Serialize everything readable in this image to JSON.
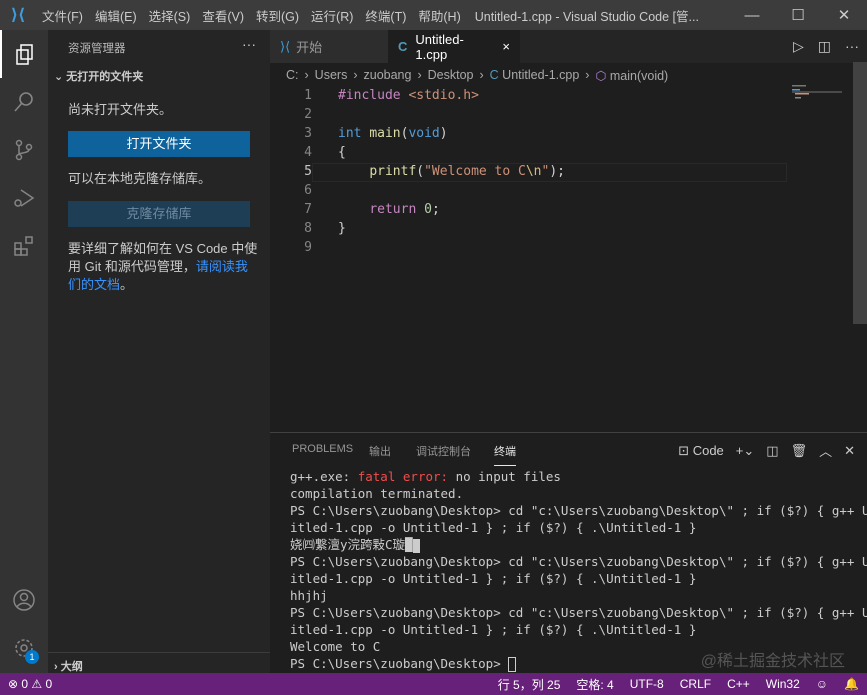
{
  "titlebar": {
    "menus": [
      "文件(F)",
      "编辑(E)",
      "选择(S)",
      "查看(V)",
      "转到(G)",
      "运行(R)",
      "终端(T)",
      "帮助(H)"
    ],
    "title": "Untitled-1.cpp - Visual Studio Code [管..."
  },
  "sidebar": {
    "title": "资源管理器",
    "section": "无打开的文件夹",
    "no_folder": "尚未打开文件夹。",
    "open_folder_btn": "打开文件夹",
    "clone_text": "可以在本地克隆存储库。",
    "clone_btn": "克隆存储库",
    "learn_text": "要详细了解如何在 VS Code 中使用 Git 和源代码管理，",
    "learn_link": "请阅读我们的文档",
    "learn_end": "。",
    "outline": "大纲"
  },
  "tabs": [
    {
      "label": "开始"
    },
    {
      "label": "Untitled-1.cpp",
      "close": "×"
    }
  ],
  "breadcrumb": [
    "C:",
    "Users",
    "zuobang",
    "Desktop",
    "Untitled-1.cpp",
    "main(void)"
  ],
  "editor": {
    "line_numbers": [
      "1",
      "2",
      "3",
      "4",
      "5",
      "6",
      "7",
      "8",
      "9"
    ],
    "current_line": 5
  },
  "panel": {
    "tabs": [
      "PROBLEMS",
      "输出",
      "调试控制台",
      "终端"
    ],
    "active_tab": "终端",
    "terminal_name": "Code",
    "lines": [
      "g++.exe: ",
      "fatal error:",
      " no input files",
      "compilation terminated.",
      "PS C:\\Users\\zuobang\\Desktop> cd \"c:\\Users\\zuobang\\Desktop\\\" ; if ($?) { g++ Unt",
      "itled-1.cpp -o Untitled-1 } ; if ($?) { .\\Untitled-1 }",
      "娆㈣繋澶у浣跨敤C璇█",
      "hhjhj",
      "Welcome to C",
      "PS C:\\Users\\zuobang\\Desktop> "
    ],
    "watermark": "@稀土掘金技术社区"
  },
  "statusbar": {
    "errors": "0",
    "warnings": "0",
    "position": "行 5，列 25",
    "spaces": "空格: 4",
    "encoding": "UTF-8",
    "eol": "CRLF",
    "language": "C++",
    "platform": "Win32",
    "settings_badge": "1",
    "color": "#68217a"
  }
}
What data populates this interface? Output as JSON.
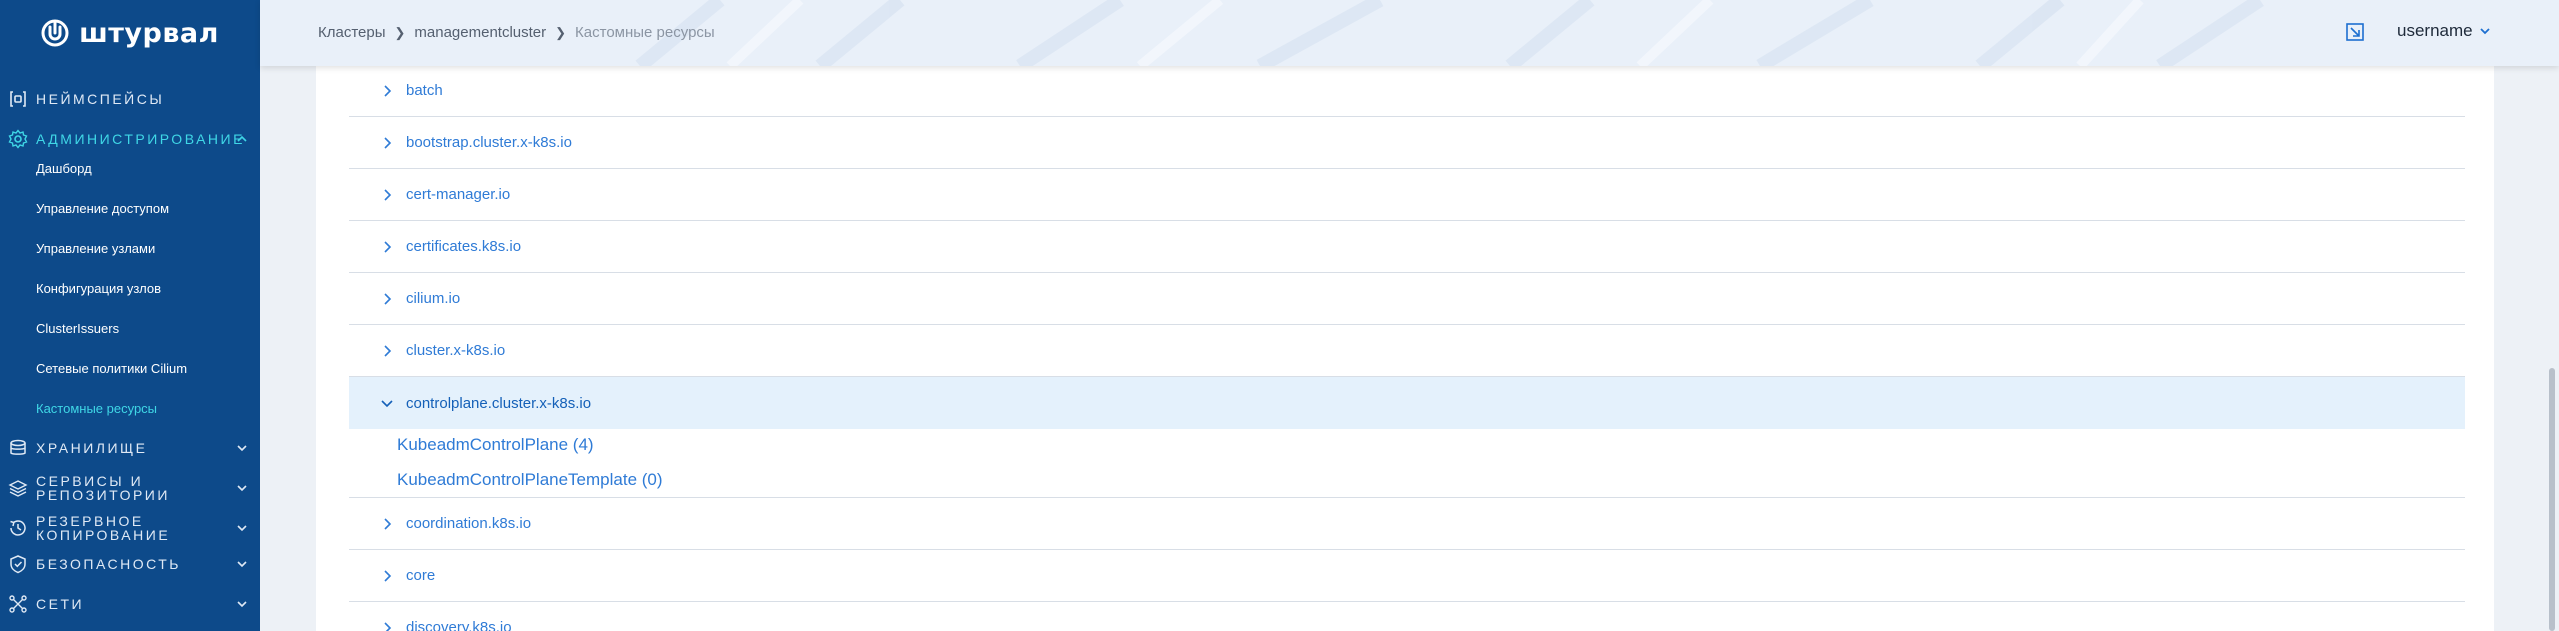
{
  "brand": {
    "name": "штурвал"
  },
  "sidebar": {
    "sections": [
      {
        "label": "Неймспейсы",
        "icon": "namespace-icon"
      },
      {
        "label": "Администрирование",
        "icon": "gear-icon",
        "expanded": true
      },
      {
        "label": "Хранилище",
        "icon": "database-icon"
      },
      {
        "label": "Сервисы и репозитории",
        "line1": "Сервисы и",
        "line2": "репозитории",
        "icon": "stack-icon"
      },
      {
        "label": "Резервное копирование",
        "line1": "Резервное",
        "line2": "копирование",
        "icon": "backup-icon"
      },
      {
        "label": "Безопасность",
        "icon": "shield-icon"
      },
      {
        "label": "Сети",
        "icon": "network-icon"
      }
    ],
    "admin_items": [
      {
        "label": "Дашборд"
      },
      {
        "label": "Управление доступом"
      },
      {
        "label": "Управление узлами"
      },
      {
        "label": "Конфигурация узлов"
      },
      {
        "label": "ClusterIssuers"
      },
      {
        "label": "Сетевые политики Cilium"
      },
      {
        "label": "Кастомные ресурсы",
        "active": true
      }
    ]
  },
  "header": {
    "breadcrumbs": [
      "Кластеры",
      "managementcluster",
      "Кастомные ресурсы"
    ],
    "username": "username"
  },
  "groups": [
    {
      "name": "batch"
    },
    {
      "name": "bootstrap.cluster.x-k8s.io"
    },
    {
      "name": "cert-manager.io"
    },
    {
      "name": "certificates.k8s.io"
    },
    {
      "name": "cilium.io"
    },
    {
      "name": "cluster.x-k8s.io"
    },
    {
      "name": "controlplane.cluster.x-k8s.io",
      "expanded": true,
      "resources": [
        {
          "label": "KubeadmControlPlane (4)"
        },
        {
          "label": "KubeadmControlPlaneTemplate (0)"
        }
      ]
    },
    {
      "name": "coordination.k8s.io"
    },
    {
      "name": "core"
    },
    {
      "name": "discovery.k8s.io"
    }
  ],
  "colors": {
    "sidebar_bg": "#0d4a8a",
    "accent": "#3fd7e6",
    "link": "#2f7bd6",
    "selected_row": "#e4f1fc"
  }
}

++++++++++++++++++++

What is expected:
Your task is to collect every line above that contains the word "Untitled".

Response to this exercise:
    "title": "Untitled-1.cpp - Visual Studio Code [管..."
      "label": "Untitled-1.cpp",
    "Untitled-1.cpp",
      "itled-1.cpp -o Untitled-1 } ; if ($?) { .\\Untitled-1 }",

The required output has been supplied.